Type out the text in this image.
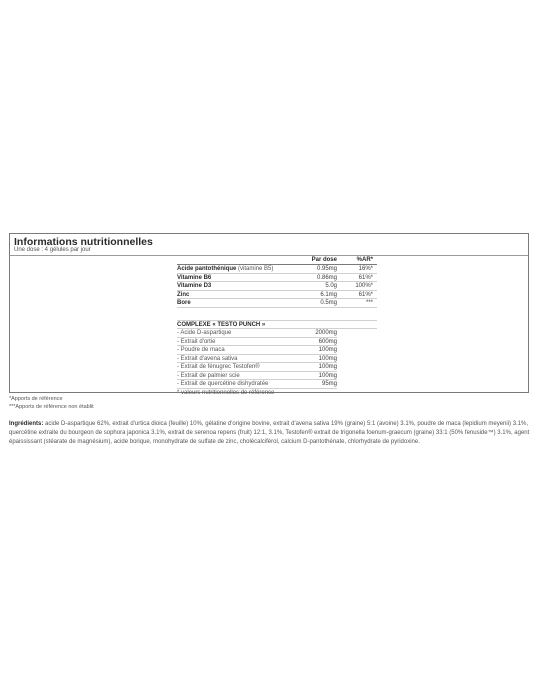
Informations nutritionnelles
Une dose : 4 gélules par jour
Par dose	%AR*
Acide pantothénique (vitamine B5)	0.95mg	16%*
Vitamine B6	0.86mg	61%*
Vitamine D3	5.0g	100%*
Zinc	6.1mg	61%*
Bore	0.5mg	***
COMPLEXE « TESTO PUNCH »
- Acide D-aspartique	2000mg
- Extrait d'ortie	600mg
- Poudre de maca	100mg
- Extrait d'avena sativa	100mg
- Extrait de fénugrec Testofen®	100mg
- Extrait de palmier scie	100mg
- Extrait de quercétine dishydratée	95mg
* valeurs nutritionnelles de référence
*Apports de référence
***Apports de référence non établit
Ingrédients: acide D-aspartique 62%, extrait d'urtica dioica (feuille) 10%, gélatine d'origine bovine, extrait d'avena sativa 19% (graine) 5:1 (avoine) 3.1%, poudre de maca (lepidium meyenii) 3.1%, quercétine extraite du bourgeon de sophora japonica 3.1%, extrait de serenoa repens (fruit) 12:1, 3.1%, Testofen® extrait de trigonella foenum-graecum (graine) 33:1 (50% fenuside™) 3.1%, agent épaississant (stéarate de magnésium), acide borique, monohydrate de sulfate de zinc, cholécalciférol, calcium D-pantothénate, chlorhydrate de pyridoxine.
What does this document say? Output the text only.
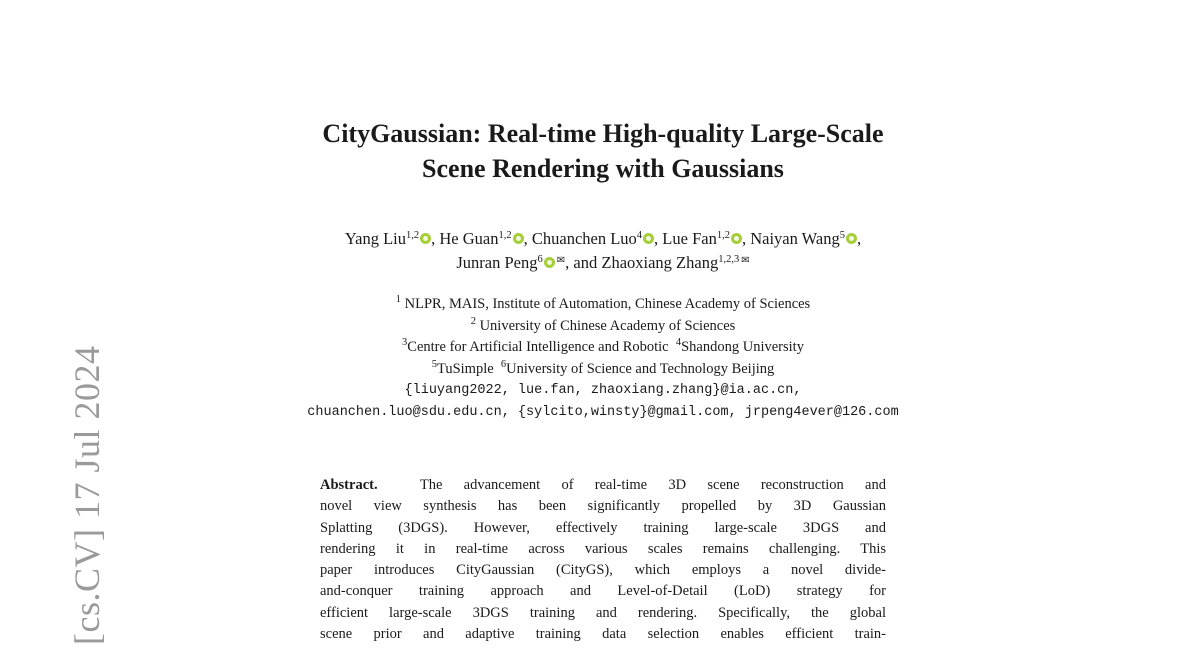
[cs.CV] 17 Jul 2024
CityGaussian: Real-time High-quality Large-Scale
Scene Rendering with Gaussians
Yang Liu$^{1,2}$ , He Guan$^{1,2}$ , Chuanchen Luo$^4$ , Lue Fan$^{1,2}$ , Naiyan Wang$^5$ ,
Junran Peng$^6$ ✉, and Zhaoxiang Zhang$^{1,2,3}$ ✉
$^1$ NLPR, MAIS, Institute of Automation, Chinese Academy of Sciences
$^2$ University of Chinese Academy of Sciences
$^3$Centre for Artificial Intelligence and Robotic $^4$Shandong University
$^5$TuSimple $^6$University of Science and Technology Beijing
{liuyang2022, lue.fan, zhaoxiang.zhang}@ia.ac.cn,
chuanchen.luo@sdu.edu.cn, {sylcito,winsty}@gmail.com, jrpeng4ever@126.com
Abstract.	The advancement of real-time 3D scene reconstruction and
novel view synthesis has been significantly propelled by 3D Gaussian
Splatting (3DGS). However, effectively training large-scale 3DGS and
rendering it in real-time across various scales remains challenging. This
paper introduces CityGaussian (CityGS), which employs a novel divide-
and-conquer training approach and Level-of-Detail (LoD) strategy for
efficient large-scale 3DGS training and rendering. Specifically, the global
scene prior and adaptive training data selection enables efficient train-
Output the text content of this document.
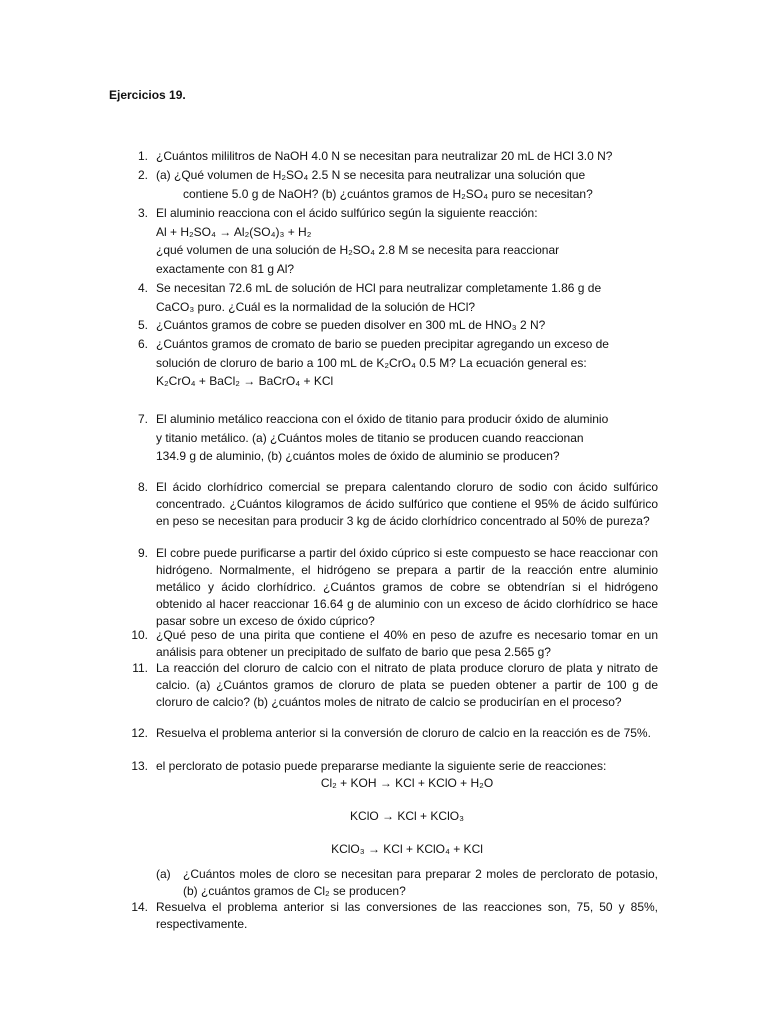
Ejercicios 19.
1. ¿Cuántos mililitros de NaOH 4.0 N se necesitan para neutralizar 20 mL de HCl 3.0 N?

2. (a) ¿Qué volumen de H₂SO₄ 2.5 N se necesita para neutralizar una solución que

contiene 5.0 g de NaOH? (b) ¿cuántos gramos de H₂SO₄ puro se necesitan?

3. El aluminio reacciona con el ácido sulfúrico según la siguiente reacción:

Al + H₂SO₄ → Al₂(SO₄)₃ + H₂

¿qué volumen de una solución de H₂SO₄ 2.8 M se necesita para reaccionar

exactamente con 81 g Al?

4. Se necesitan 72.6 mL de solución de HCl para neutralizar completamente 1.86 g de

CaCO₃ puro. ¿Cuál es la normalidad de la solución de HCl?

5. ¿Cuántos gramos de cobre se pueden disolver en 300 mL de HNO₃ 2 N?

6. ¿Cuántos gramos de cromato de bario se pueden precipitar agregando un exceso de

solución de cloruro de bario a 100 mL de K₂CrO₄ 0.5 M? La ecuación general es:

K₂CrO₄ + BaCl₂ → BaCrO₄ + KCl

7. El aluminio metálico reacciona con el óxido de titanio para producir óxido de aluminio

y titanio metálico. (a) ¿Cuántos moles de titanio se producen cuando reaccionan

134.9 g de aluminio, (b) ¿cuántos moles de óxido de aluminio se producen?

8. El ácido clorhídrico comercial se prepara calentando cloruro de sodio con ácido sulfúrico concentrado. ¿Cuántos kilogramos de ácido sulfúrico que contiene el 95% de ácido sulfúrico en peso se necesitan para producir 3 kg de ácido clorhídrico concentrado al 50% de pureza?
9. El cobre puede purificarse a partir del óxido cúprico si este compuesto se hace reaccionar con hidrógeno. Normalmente, el hidrógeno se prepara a partir de la reacción entre aluminio metálico y ácido clorhídrico. ¿Cuántos gramos de cobre se obtendrían si el hidrógeno obtenido al hacer reaccionar 16.64 g de aluminio con un exceso de ácido clorhídrico se hace pasar sobre un exceso de óxido cúprico?
10. ¿Qué peso de una pirita que contiene el 40% en peso de azufre es necesario tomar en un análisis para obtener un precipitado de sulfato de bario que pesa 2.565 g?
11. La reacción del cloruro de calcio con el nitrato de plata produce cloruro de plata y nitrato de calcio. (a) ¿Cuántos gramos de cloruro de plata se pueden obtener a partir de 100 g de cloruro de calcio? (b) ¿cuántos moles de nitrato de calcio se producirían en el proceso?
12. Resuelva el problema anterior si la conversión de cloruro de calcio en la reacción es de 75%.
13. el perclorato de potasio puede prepararse mediante la siguiente serie de reacciones:

Cl₂ + KOH → KCl + KClO + H₂O

KClO → KCl + KClO₃

KClO₃ → KCl + KClO₄ + KCl

(a) ¿Cuántos moles de cloro se necesitan para preparar 2 moles de perclorato de potasio, (b) ¿cuántos gramos de Cl₂ se producen?
14. Resuelva el problema anterior si las conversiones de las reacciones son, 75, 50 y 85%, respectivamente.
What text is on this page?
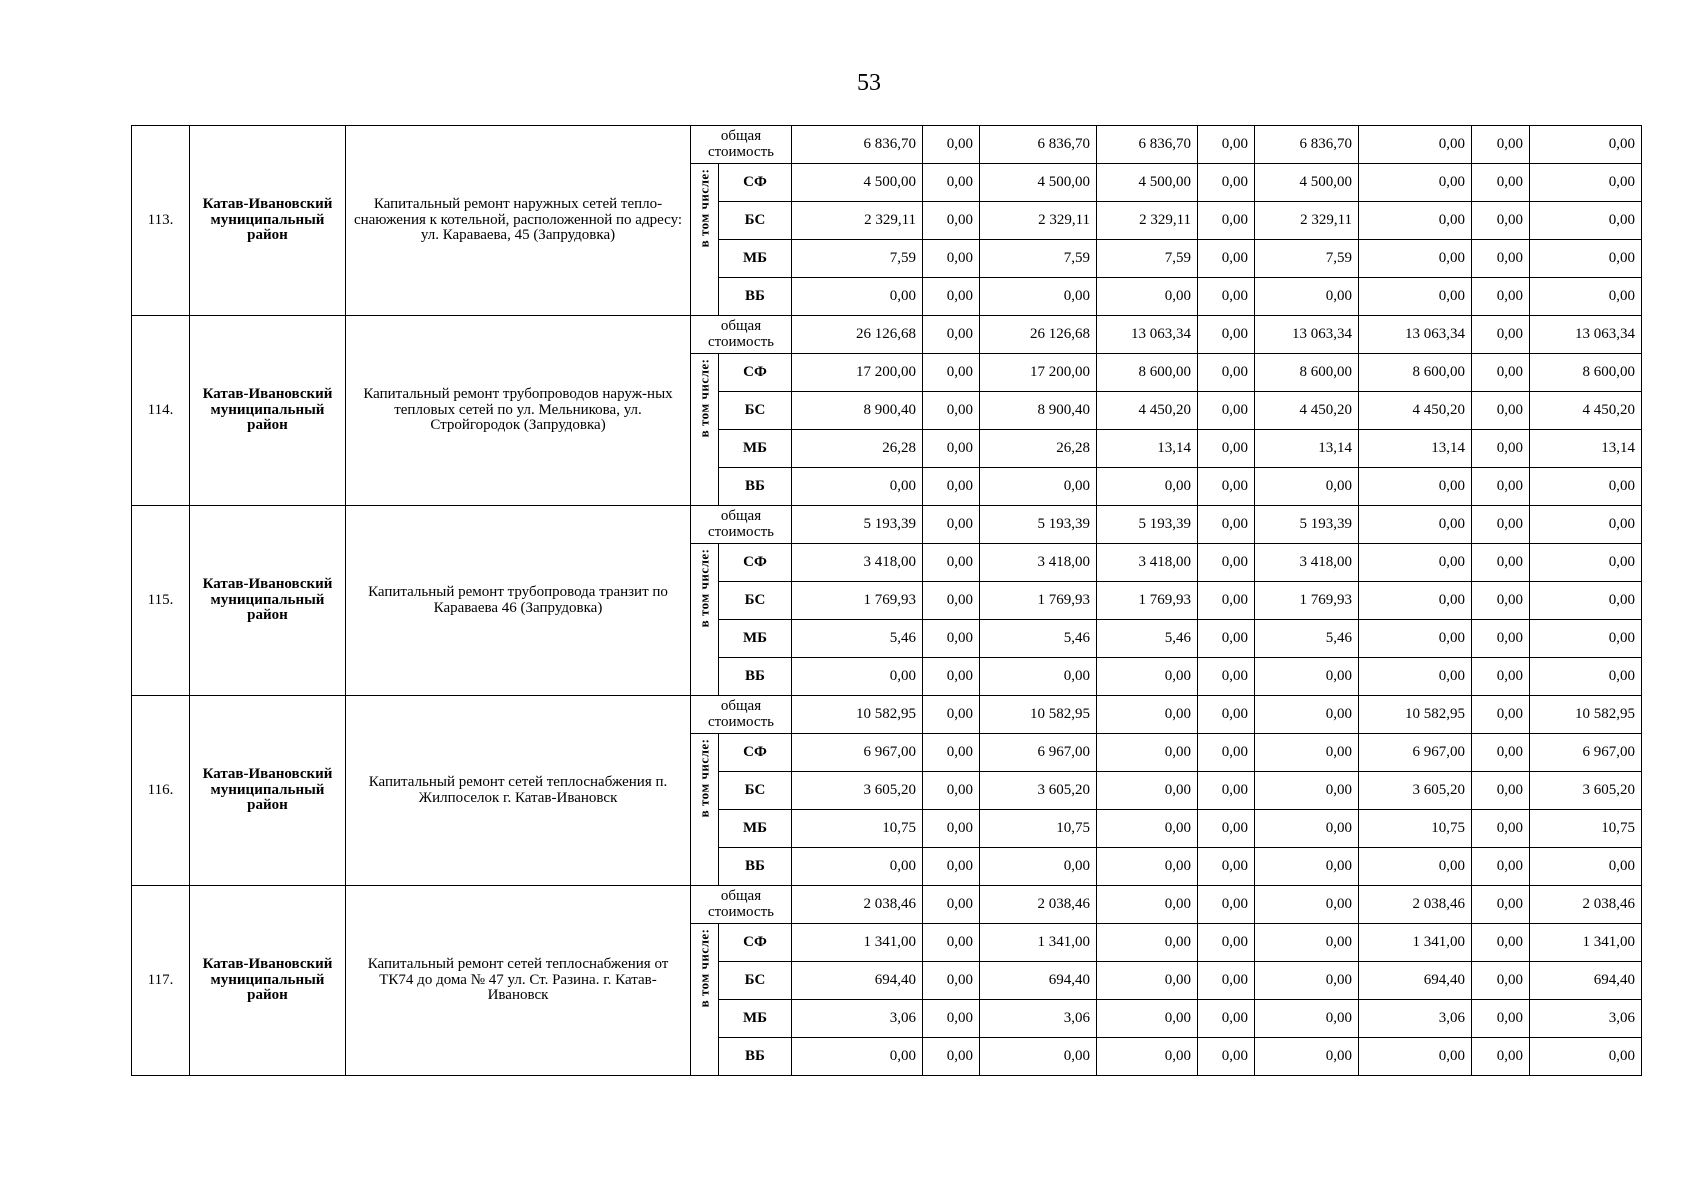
53
113.	Катав-Ивановский муниципальный район	Капитальный ремонт наружных сетей тепло-снаюжения к котельной, расположенной по адресу: ул. Караваева, 45 (Запрудовка)	общая стоимость		6 836,70	0,00	6 836,70	6 836,70	0,00	6 836,70	0,00	0,00	0,00

			в том числе:	СФ	4 500,00	0,00	4 500,00	4 500,00	0,00	4 500,00	0,00	0,00	0,00
				БС	2 329,11	0,00	2 329,11	2 329,11	0,00	2 329,11	0,00	0,00	0,00
				МБ	7,59	0,00	7,59	7,59	0,00	7,59	0,00	0,00	0,00
				ВБ	0,00	0,00	0,00	0,00	0,00	0,00	0,00	0,00	0,00
114.	Катав-Ивановский муниципальный район	Капитальный ремонт трубопроводов наруж-ных тепловых сетей по ул. Мельникова, ул. Стройгородок (Запрудовка)	общая стоимость		26 126,68	0,00	26 126,68	13 063,34	0,00	13 063,34	13 063,34	0,00	13 063,34

			в том числе:	СФ	17 200,00	0,00	17 200,00	8 600,00	0,00	8 600,00	8 600,00	0,00	8 600,00
				БС	8 900,40	0,00	8 900,40	4 450,20	0,00	4 450,20	4 450,20	0,00	4 450,20
				МБ	26,28	0,00	26,28	13,14	0,00	13,14	13,14	0,00	13,14
				ВБ	0,00	0,00	0,00	0,00	0,00	0,00	0,00	0,00	0,00
115.	Катав-Ивановский муниципальный район	Капитальный ремонт трубопровода транзит по Караваева 46 (Запрудовка)	общая стоимость		5 193,39	0,00	5 193,39	5 193,39	0,00	5 193,39	0,00	0,00	0,00

			в том числе:	СФ	3 418,00	0,00	3 418,00	3 418,00	0,00	3 418,00	0,00	0,00	0,00
				БС	1 769,93	0,00	1 769,93	1 769,93	0,00	1 769,93	0,00	0,00	0,00
				МБ	5,46	0,00	5,46	5,46	0,00	5,46	0,00	0,00	0,00
				ВБ	0,00	0,00	0,00	0,00	0,00	0,00	0,00	0,00	0,00
116.	Катав-Ивановский муниципальный район	Капитальный ремонт сетей теплоснабжения п. Жилпоселок г. Катав-Ивановск	общая стоимость		10 582,95	0,00	10 582,95	0,00	0,00	0,00	10 582,95	0,00	10 582,95

			в том числе:	СФ	6 967,00	0,00	6 967,00	0,00	0,00	0,00	6 967,00	0,00	6 967,00
				БС	3 605,20	0,00	3 605,20	0,00	0,00	0,00	3 605,20	0,00	3 605,20
				МБ	10,75	0,00	10,75	0,00	0,00	0,00	10,75	0,00	10,75
				ВБ	0,00	0,00	0,00	0,00	0,00	0,00	0,00	0,00	0,00
117.	Катав-Ивановский муниципальный район	Капитальный ремонт сетей теплоснабжения от ТК74 до дома № 47 ул. Ст. Разина. г. Катав-Ивановск	общая стоимость		2 038,46	0,00	2 038,46	0,00	0,00	0,00	2 038,46	0,00	2 038,46

			в том числе:	СФ	1 341,00	0,00	1 341,00	0,00	0,00	0,00	1 341,00	0,00	1 341,00
				БС	694,40	0,00	694,40	0,00	0,00	0,00	694,40	0,00	694,40
				МБ	3,06	0,00	3,06	0,00	0,00	0,00	3,06	0,00	3,06
				ВБ	0,00	0,00	0,00	0,00	0,00	0,00	0,00	0,00	0,00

+ + + + +

● **INSTRUCTIONS FOR THE TASK**
Where does the word "calcio" appear in the listing? List each line that holds it.

● **COMPLETE RESPONSE**
11. La reacción del cloruro de calcio con el nitrato de plata produce cloruro de plata y nitrato de calcio. (a) ¿Cuántos gramos de cloruro de plata se pueden obtener a partir de 100 g de cloruro de calcio? (b) ¿cuántos moles de nitrato de calcio se producirían en el proceso?
12. Resuelva el problema anterior si la conversión de cloruro de calcio en la reacción es de 75%.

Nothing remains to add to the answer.